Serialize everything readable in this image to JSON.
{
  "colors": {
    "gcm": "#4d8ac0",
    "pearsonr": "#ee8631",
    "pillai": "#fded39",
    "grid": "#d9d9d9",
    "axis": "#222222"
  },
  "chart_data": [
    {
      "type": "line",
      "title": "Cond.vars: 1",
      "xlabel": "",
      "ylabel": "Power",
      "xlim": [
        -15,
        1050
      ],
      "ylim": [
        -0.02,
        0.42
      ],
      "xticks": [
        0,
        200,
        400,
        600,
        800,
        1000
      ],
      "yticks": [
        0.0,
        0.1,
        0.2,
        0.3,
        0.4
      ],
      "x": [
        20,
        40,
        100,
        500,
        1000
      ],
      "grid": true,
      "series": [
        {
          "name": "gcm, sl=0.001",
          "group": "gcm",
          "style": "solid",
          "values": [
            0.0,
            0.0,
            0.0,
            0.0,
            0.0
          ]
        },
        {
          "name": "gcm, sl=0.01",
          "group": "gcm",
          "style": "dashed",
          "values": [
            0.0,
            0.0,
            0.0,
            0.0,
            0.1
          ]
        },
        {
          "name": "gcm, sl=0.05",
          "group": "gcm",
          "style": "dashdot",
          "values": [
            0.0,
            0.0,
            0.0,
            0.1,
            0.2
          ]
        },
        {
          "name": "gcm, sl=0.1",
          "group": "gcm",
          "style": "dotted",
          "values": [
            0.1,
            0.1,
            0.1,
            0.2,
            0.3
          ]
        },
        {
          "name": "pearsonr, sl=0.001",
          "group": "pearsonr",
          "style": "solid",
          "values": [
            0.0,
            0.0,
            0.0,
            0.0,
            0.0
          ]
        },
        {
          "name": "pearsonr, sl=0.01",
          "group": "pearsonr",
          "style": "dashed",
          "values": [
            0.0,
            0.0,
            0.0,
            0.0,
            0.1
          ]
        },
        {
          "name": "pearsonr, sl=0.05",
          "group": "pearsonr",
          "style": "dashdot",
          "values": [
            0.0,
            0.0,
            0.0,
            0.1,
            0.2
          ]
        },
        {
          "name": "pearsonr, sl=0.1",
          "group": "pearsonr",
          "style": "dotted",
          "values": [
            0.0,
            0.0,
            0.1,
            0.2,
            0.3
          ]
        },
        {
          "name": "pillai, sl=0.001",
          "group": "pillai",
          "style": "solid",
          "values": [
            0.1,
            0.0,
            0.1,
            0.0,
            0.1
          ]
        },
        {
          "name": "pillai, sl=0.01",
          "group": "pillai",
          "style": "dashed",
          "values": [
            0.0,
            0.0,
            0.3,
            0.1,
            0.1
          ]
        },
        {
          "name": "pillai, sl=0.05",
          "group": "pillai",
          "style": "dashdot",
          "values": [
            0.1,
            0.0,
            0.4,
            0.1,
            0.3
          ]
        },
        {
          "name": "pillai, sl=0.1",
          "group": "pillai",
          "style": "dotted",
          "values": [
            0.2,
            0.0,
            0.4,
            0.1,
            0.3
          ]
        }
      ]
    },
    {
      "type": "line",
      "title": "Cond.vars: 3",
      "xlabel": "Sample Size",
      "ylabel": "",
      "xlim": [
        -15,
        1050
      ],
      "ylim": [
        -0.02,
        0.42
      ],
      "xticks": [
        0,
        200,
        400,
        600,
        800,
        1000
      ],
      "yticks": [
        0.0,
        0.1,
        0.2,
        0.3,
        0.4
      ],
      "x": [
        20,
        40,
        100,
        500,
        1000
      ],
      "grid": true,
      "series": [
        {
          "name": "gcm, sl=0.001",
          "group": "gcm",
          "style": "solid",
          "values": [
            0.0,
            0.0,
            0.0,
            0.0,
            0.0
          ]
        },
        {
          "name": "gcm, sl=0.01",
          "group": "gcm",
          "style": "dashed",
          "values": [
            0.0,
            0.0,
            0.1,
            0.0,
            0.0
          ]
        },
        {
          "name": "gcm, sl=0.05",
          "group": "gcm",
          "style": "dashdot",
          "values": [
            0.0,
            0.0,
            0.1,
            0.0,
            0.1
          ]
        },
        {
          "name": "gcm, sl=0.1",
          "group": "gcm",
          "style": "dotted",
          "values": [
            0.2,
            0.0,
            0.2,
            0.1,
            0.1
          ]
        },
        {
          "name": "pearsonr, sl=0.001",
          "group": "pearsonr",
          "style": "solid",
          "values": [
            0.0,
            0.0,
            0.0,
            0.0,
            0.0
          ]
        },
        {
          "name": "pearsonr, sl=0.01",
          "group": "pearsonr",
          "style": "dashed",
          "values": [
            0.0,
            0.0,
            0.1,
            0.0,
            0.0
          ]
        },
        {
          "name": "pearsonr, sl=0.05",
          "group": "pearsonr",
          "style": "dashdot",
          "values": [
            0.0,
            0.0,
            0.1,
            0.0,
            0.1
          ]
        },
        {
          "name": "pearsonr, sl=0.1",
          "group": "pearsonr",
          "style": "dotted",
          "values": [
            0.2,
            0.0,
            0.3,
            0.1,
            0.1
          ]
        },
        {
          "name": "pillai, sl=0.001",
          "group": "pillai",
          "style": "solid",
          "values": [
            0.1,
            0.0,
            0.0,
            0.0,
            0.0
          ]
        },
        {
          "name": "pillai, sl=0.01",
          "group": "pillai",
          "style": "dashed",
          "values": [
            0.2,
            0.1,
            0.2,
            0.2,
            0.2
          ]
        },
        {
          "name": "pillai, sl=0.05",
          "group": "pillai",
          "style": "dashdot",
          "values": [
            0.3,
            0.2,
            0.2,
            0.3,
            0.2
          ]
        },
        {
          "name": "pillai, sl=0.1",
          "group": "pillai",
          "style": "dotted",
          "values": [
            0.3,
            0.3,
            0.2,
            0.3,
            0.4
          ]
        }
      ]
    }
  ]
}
━━━━
> What you are asked to do:
Take the data above and return it exactly.

> Right answer:
Serialize everything readable in this image to JSON.
{
  "colors": {
    "gcm": "#4d8ac0",
    "pearsonr": "#ee8631",
    "pillai": "#fded39",
    "grid": "#d9d9d9",
    "axis": "#222222"
  },
  "chart_data": [
    {
      "type": "line",
      "title": "Cond.vars: 1",
      "xlabel": "",
      "ylabel": "Power",
      "xlim": [
        -15,
        1050
      ],
      "ylim": [
        -0.02,
        0.42
      ],
      "xticks": [
        0,
        200,
        400,
        600,
        800,
        1000
      ],
      "yticks": [
        0.0,
        0.1,
        0.2,
        0.3,
        0.4
      ],
      "x": [
        20,
        40,
        100,
        500,
        1000
      ],
      "grid": true,
      "series": [
        {
          "name": "gcm, sl=0.001",
          "group": "gcm",
          "style": "solid",
          "values": [
            0.0,
            0.0,
            0.0,
            0.0,
            0.0
          ]
        },
        {
          "name": "gcm, sl=0.01",
          "group": "gcm",
          "style": "dashed",
          "values": [
            0.0,
            0.0,
            0.0,
            0.0,
            0.1
          ]
        },
        {
          "name": "gcm, sl=0.05",
          "group": "gcm",
          "style": "dashdot",
          "values": [
            0.0,
            0.0,
            0.0,
            0.1,
            0.2
          ]
        },
        {
          "name": "gcm, sl=0.1",
          "group": "gcm",
          "style": "dotted",
          "values": [
            0.1,
            0.1,
            0.1,
            0.2,
            0.3
          ]
        },
        {
          "name": "pearsonr, sl=0.001",
          "group": "pearsonr",
          "style": "solid",
          "values": [
            0.0,
            0.0,
            0.0,
            0.0,
            0.0
          ]
        },
        {
          "name": "pearsonr, sl=0.01",
          "group": "pearsonr",
          "style": "dashed",
          "values": [
            0.0,
            0.0,
            0.0,
            0.0,
            0.1
          ]
        },
        {
          "name": "pearsonr, sl=0.05",
          "group": "pearsonr",
          "style": "dashdot",
          "values": [
            0.0,
            0.0,
            0.0,
            0.1,
            0.2
          ]
        },
        {
          "name": "pearsonr, sl=0.1",
          "group": "pearsonr",
          "style": "dotted",
          "values": [
            0.0,
            0.0,
            0.1,
            0.2,
            0.3
          ]
        },
        {
          "name": "pillai, sl=0.001",
          "group": "pillai",
          "style": "solid",
          "values": [
            0.1,
            0.0,
            0.1,
            0.0,
            0.1
          ]
        },
        {
          "name": "pillai, sl=0.01",
          "group": "pillai",
          "style": "dashed",
          "values": [
            0.0,
            0.0,
            0.3,
            0.1,
            0.1
          ]
        },
        {
          "name": "pillai, sl=0.05",
          "group": "pillai",
          "style": "dashdot",
          "values": [
            0.1,
            0.0,
            0.4,
            0.1,
            0.3
          ]
        },
        {
          "name": "pillai, sl=0.1",
          "group": "pillai",
          "style": "dotted",
          "values": [
            0.2,
            0.0,
            0.4,
            0.1,
            0.3
          ]
        }
      ]
    },
    {
      "type": "line",
      "title": "Cond.vars: 3",
      "xlabel": "Sample Size",
      "ylabel": "",
      "xlim": [
        -15,
        1050
      ],
      "ylim": [
        -0.02,
        0.42
      ],
      "xticks": [
        0,
        200,
        400,
        600,
        800,
        1000
      ],
      "yticks": [
        0.0,
        0.1,
        0.2,
        0.3,
        0.4
      ],
      "x": [
        20,
        40,
        100,
        500,
        1000
      ],
      "grid": true,
      "series": [
        {
          "name": "gcm, sl=0.001",
          "group": "gcm",
          "style": "solid",
          "values": [
            0.0,
            0.0,
            0.0,
            0.0,
            0.0
          ]
        },
        {
          "name": "gcm, sl=0.01",
          "group": "gcm",
          "style": "dashed",
          "values": [
            0.0,
            0.0,
            0.1,
            0.0,
            0.0
          ]
        },
        {
          "name": "gcm, sl=0.05",
          "group": "gcm",
          "style": "dashdot",
          "values": [
            0.0,
            0.0,
            0.1,
            0.0,
            0.1
          ]
        },
        {
          "name": "gcm, sl=0.1",
          "group": "gcm",
          "style": "dotted",
          "values": [
            0.2,
            0.0,
            0.2,
            0.1,
            0.1
          ]
        },
        {
          "name": "pearsonr, sl=0.001",
          "group": "pearsonr",
          "style": "solid",
          "values": [
            0.0,
            0.0,
            0.0,
            0.0,
            0.0
          ]
        },
        {
          "name": "pearsonr, sl=0.01",
          "group": "pearsonr",
          "style": "dashed",
          "values": [
            0.0,
            0.0,
            0.1,
            0.0,
            0.0
          ]
        },
        {
          "name": "pearsonr, sl=0.05",
          "group": "pearsonr",
          "style": "dashdot",
          "values": [
            0.0,
            0.0,
            0.1,
            0.0,
            0.1
          ]
        },
        {
          "name": "pearsonr, sl=0.1",
          "group": "pearsonr",
          "style": "dotted",
          "values": [
            0.2,
            0.0,
            0.3,
            0.1,
            0.1
          ]
        },
        {
          "name": "pillai, sl=0.001",
          "group": "pillai",
          "style": "solid",
          "values": [
            0.1,
            0.0,
            0.0,
            0.0,
            0.0
          ]
        },
        {
          "name": "pillai, sl=0.01",
          "group": "pillai",
          "style": "dashed",
          "values": [
            0.2,
            0.1,
            0.2,
            0.2,
            0.2
          ]
        },
        {
          "name": "pillai, sl=0.05",
          "group": "pillai",
          "style": "dashdot",
          "values": [
            0.3,
            0.2,
            0.2,
            0.3,
            0.2
          ]
        },
        {
          "name": "pillai, sl=0.1",
          "group": "pillai",
          "style": "dotted",
          "values": [
            0.3,
            0.3,
            0.2,
            0.3,
            0.4
          ]
        }
      ]
    }
  ]
}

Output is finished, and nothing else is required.